*To do:* Wherever a line in the data below holds "rate", copy that line.

** START OF Given records **

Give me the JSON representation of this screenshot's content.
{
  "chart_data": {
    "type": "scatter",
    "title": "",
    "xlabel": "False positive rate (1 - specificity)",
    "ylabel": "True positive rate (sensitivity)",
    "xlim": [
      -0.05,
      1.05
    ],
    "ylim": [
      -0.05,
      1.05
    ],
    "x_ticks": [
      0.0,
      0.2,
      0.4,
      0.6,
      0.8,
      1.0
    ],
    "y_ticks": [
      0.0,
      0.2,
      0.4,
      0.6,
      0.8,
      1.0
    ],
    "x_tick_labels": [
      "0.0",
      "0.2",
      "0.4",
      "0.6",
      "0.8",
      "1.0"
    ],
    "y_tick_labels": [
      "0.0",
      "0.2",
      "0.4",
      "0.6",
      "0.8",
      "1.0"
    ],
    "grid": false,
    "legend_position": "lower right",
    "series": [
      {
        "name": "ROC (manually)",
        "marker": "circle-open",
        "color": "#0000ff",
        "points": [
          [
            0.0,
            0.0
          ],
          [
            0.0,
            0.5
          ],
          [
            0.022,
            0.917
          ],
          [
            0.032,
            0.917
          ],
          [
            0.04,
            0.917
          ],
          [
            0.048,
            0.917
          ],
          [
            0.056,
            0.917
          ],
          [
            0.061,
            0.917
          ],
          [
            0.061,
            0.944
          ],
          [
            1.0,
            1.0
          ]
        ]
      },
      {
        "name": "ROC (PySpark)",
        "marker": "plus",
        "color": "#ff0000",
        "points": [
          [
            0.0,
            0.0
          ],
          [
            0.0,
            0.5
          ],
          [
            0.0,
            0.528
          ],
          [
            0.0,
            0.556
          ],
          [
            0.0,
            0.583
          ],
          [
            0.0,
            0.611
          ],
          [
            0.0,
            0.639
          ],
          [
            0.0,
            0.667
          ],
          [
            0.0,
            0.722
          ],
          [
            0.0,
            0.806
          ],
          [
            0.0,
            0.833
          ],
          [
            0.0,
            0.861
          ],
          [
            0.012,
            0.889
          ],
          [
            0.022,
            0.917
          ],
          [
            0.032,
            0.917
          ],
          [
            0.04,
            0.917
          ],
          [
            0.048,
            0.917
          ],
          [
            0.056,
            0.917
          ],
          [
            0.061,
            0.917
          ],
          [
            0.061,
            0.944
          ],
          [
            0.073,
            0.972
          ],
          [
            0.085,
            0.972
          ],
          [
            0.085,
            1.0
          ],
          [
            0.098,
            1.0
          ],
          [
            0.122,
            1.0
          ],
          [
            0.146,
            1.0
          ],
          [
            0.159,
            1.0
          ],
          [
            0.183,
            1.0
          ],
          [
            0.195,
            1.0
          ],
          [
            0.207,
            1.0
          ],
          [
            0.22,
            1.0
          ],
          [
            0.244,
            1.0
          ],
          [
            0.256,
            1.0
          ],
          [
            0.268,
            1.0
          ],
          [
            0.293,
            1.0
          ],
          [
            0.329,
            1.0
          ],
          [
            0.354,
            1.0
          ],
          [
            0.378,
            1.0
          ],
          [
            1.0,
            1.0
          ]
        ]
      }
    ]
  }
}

** END OF Given records **

*Full answer:*
    "xlabel": "False positive rate (1 - specificity)",
    "ylabel": "True positive rate (sensitivity)",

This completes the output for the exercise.